[Saved data entries]
-- BEGIN --
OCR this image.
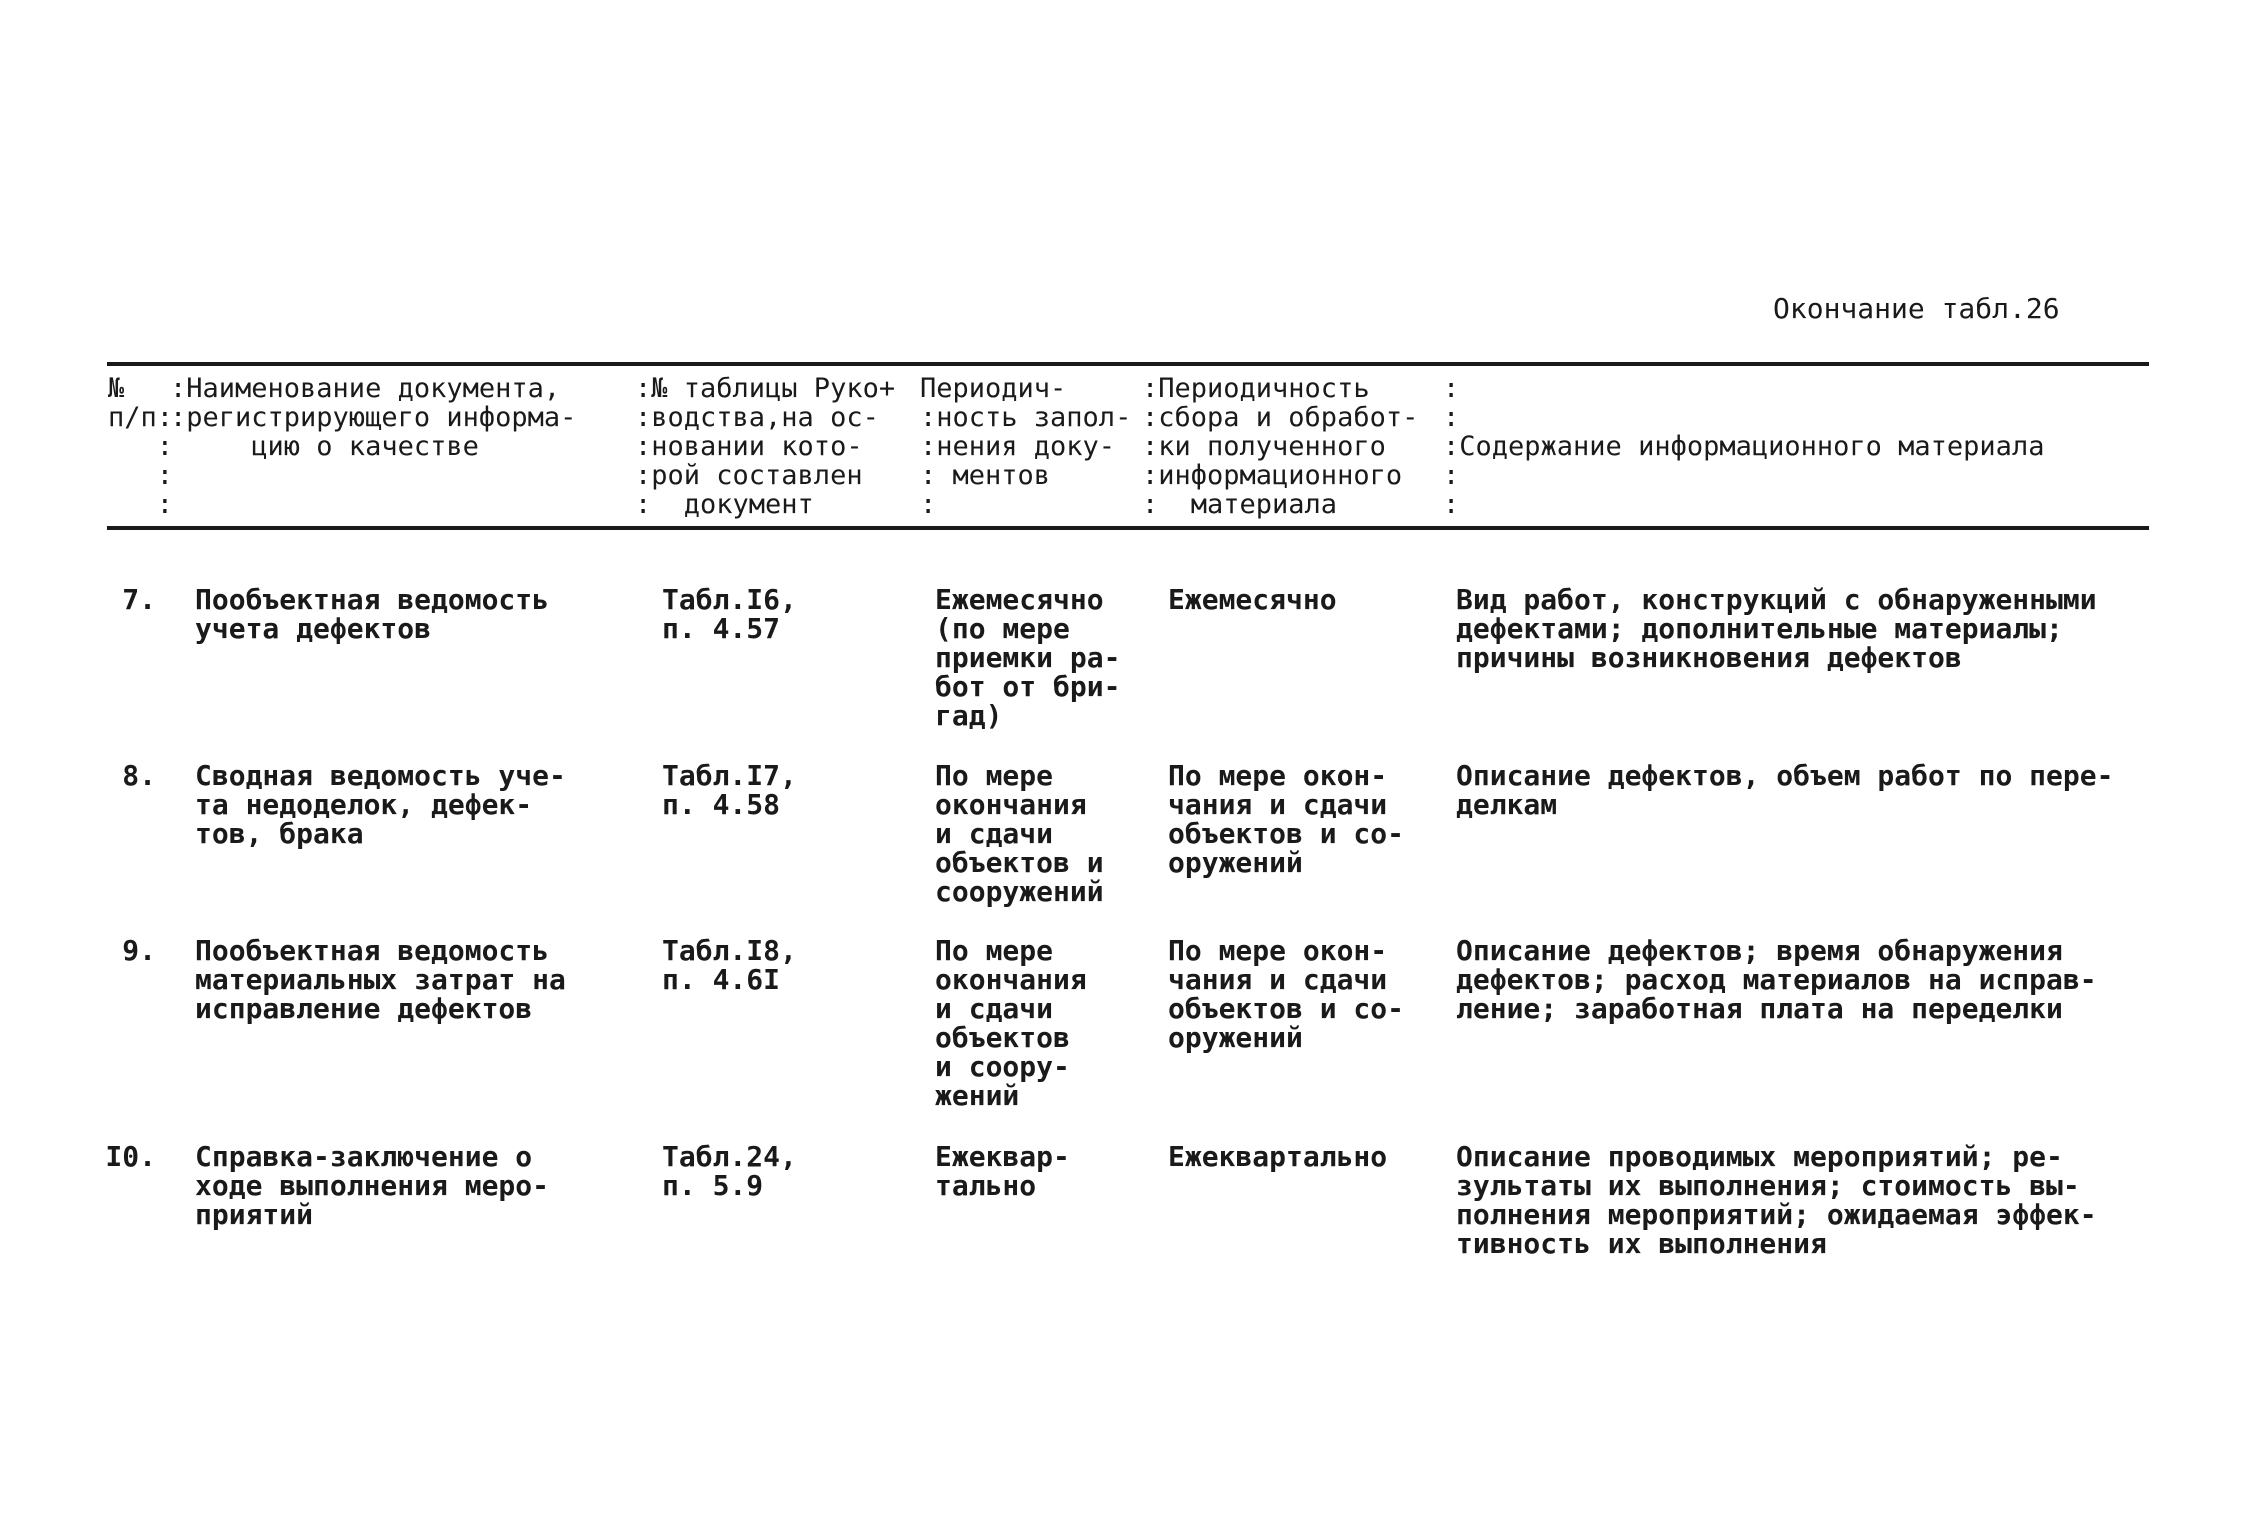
Окончание табл.26
№
п/п:
:
:
:
:Наименование документа,
:регистрирующего информа-
цию о качестве
:№ таблицы Руко+
:водства,на ос-
:новании кото-
:рой составлен
:  документ
Периодич-
:ность запол-
:нения доку-
: ментов
:
:Периодичность
:сбора и обработ-
:ки полученного
:информационного
:  материала
:
:
:Содержание информационного материала
:
:
7. Пообъектная ведомость
учета дефектов
Табл.I6,
п. 4.57
Ежемесячно
(по мере
приемки ра-
бот от бри-
гад)
Ежемесячно	Вид работ, конструкций с обнаруженными
дефектами; дополнительные материалы;
причины возникновения дефектов
8. Сводная ведомость уче-
та недоделок, дефек-
тов, брака
Табл.I7,
п. 4.58
По мере
окончания
и сдачи
объектов и
сооружений
По мере окон-
чания и сдачи
объектов и со-
оружений
Описание дефектов, объем работ по пере-
делкам
9. Пообъектная ведомость
материальных затрат на
исправление дефектов
Табл.I8,
п. 4.6I
По мере
окончания
и сдачи
объектов
и соору-
жений
По мере окон-
чания и сдачи
объектов и со-
оружений
Описание дефектов; время обнаружения
дефектов; расход материалов на исправ-
ление; заработная плата на переделки
I0. Справка-заключение о
ходе выполнения меро-
приятий
Табл.24,
п. 5.9
Ежеквар-
тально
Ежеквартально Описание проводимых мероприятий; ре-
зультаты их выполнения; стоимость вы-
полнения мероприятий; ожидаемая эффек-
тивность их выполнения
-- END --
- Short exercise: Gather each line of the records holding the string "выполнения".

- The solution:
ходе выполнения меро-
зультаты их выполнения; стоимость вы-
тивность их выполнения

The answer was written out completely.